** start of DATA LINES **

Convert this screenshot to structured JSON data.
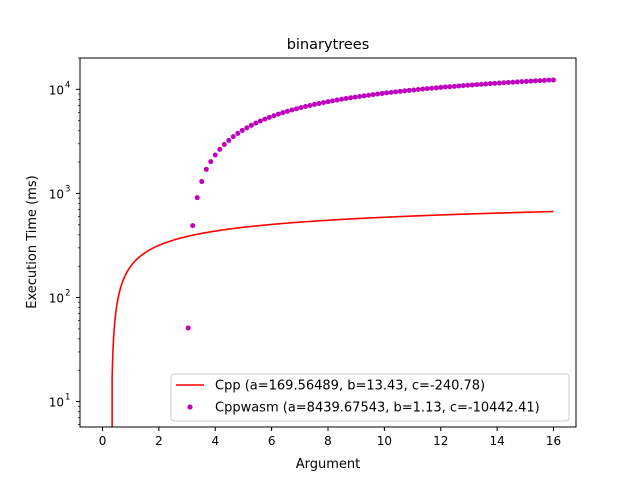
{
  "chart_data": {
    "type": "scatter",
    "title": "binarytrees",
    "xlabel": "Argument",
    "ylabel": "Execution Time (ms)",
    "xlim": [
      -0.8,
      16.8
    ],
    "ylim": [
      5.7,
      20000
    ],
    "yscale": "log",
    "grid": false,
    "legend_position": "lower-right",
    "x_ticks": [
      0,
      2,
      4,
      6,
      8,
      10,
      12,
      14,
      16
    ],
    "x_tick_labels": [
      "0",
      "2",
      "4",
      "6",
      "8",
      "10",
      "12",
      "14",
      "16"
    ],
    "y_ticks": [
      10,
      100,
      1000,
      10000
    ],
    "y_tick_labels": [
      "10",
      "10",
      "10",
      "10"
    ],
    "y_tick_exponents": [
      "1",
      "2",
      "3",
      "4"
    ],
    "series": [
      {
        "name": "Cpp (a=169.56489, b=13.43, c=-240.78)",
        "kind": "line",
        "color": "#ff0000",
        "a": 169.56489,
        "b": 13.43,
        "c": -240.78,
        "x_range": [
          0.34,
          16
        ]
      },
      {
        "name": "Cppwasm (a=8439.67543, b=1.13, c=-10442.41)",
        "kind": "scatter",
        "color": "#bf00bf",
        "x": [
          3.04,
          3.2,
          3.36,
          3.52,
          3.68,
          3.84,
          4.0,
          4.16,
          4.32,
          4.48,
          4.64,
          4.8,
          4.96,
          5.12,
          5.28,
          5.44,
          5.6,
          5.76,
          5.92,
          6.08,
          6.24,
          6.4,
          6.56,
          6.72,
          6.88,
          7.04,
          7.2,
          7.36,
          7.52,
          7.68,
          7.84,
          8.0,
          8.16,
          8.32,
          8.48,
          8.64,
          8.8,
          8.96,
          9.12,
          9.28,
          9.44,
          9.6,
          9.76,
          9.92,
          10.08,
          10.24,
          10.4,
          10.56,
          10.72,
          10.88,
          11.04,
          11.2,
          11.36,
          11.52,
          11.68,
          11.84,
          12.0,
          12.16,
          12.32,
          12.48,
          12.64,
          12.8,
          12.96,
          13.12,
          13.28,
          13.44,
          13.6,
          13.76,
          13.92,
          14.08,
          14.24,
          14.4,
          14.56,
          14.72,
          14.88,
          15.04,
          15.2,
          15.36,
          15.52,
          15.68,
          15.84,
          16.0
        ],
        "y": [
          51,
          490,
          910,
          1300,
          1700,
          2020,
          2340,
          2650,
          2950,
          3230,
          3510,
          3770,
          4030,
          4270,
          4510,
          4740,
          4960,
          5170,
          5380,
          5580,
          5780,
          5970,
          6150,
          6330,
          6500,
          6680,
          6840,
          7000,
          7160,
          7310,
          7460,
          7610,
          7750,
          7890,
          8030,
          8160,
          8290,
          8420,
          8540,
          8660,
          8780,
          8900,
          9010,
          9130,
          9240,
          9350,
          9450,
          9560,
          9660,
          9760,
          9860,
          9960,
          10060,
          10150,
          10240,
          10340,
          10430,
          10520,
          10600,
          10690,
          10780,
          10860,
          10940,
          11020,
          11100,
          11180,
          11260,
          11340,
          11410,
          11490,
          11560,
          11630,
          11700,
          11780,
          11850,
          11910,
          11980,
          12050,
          12120,
          12180,
          12250,
          12310
        ]
      }
    ]
  }
}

** end of DATA LINES **

▸ **TASK**: State how many lines of the material contain the string "name", with no other words.

▸ **EXERCISE RESPONSE**: 2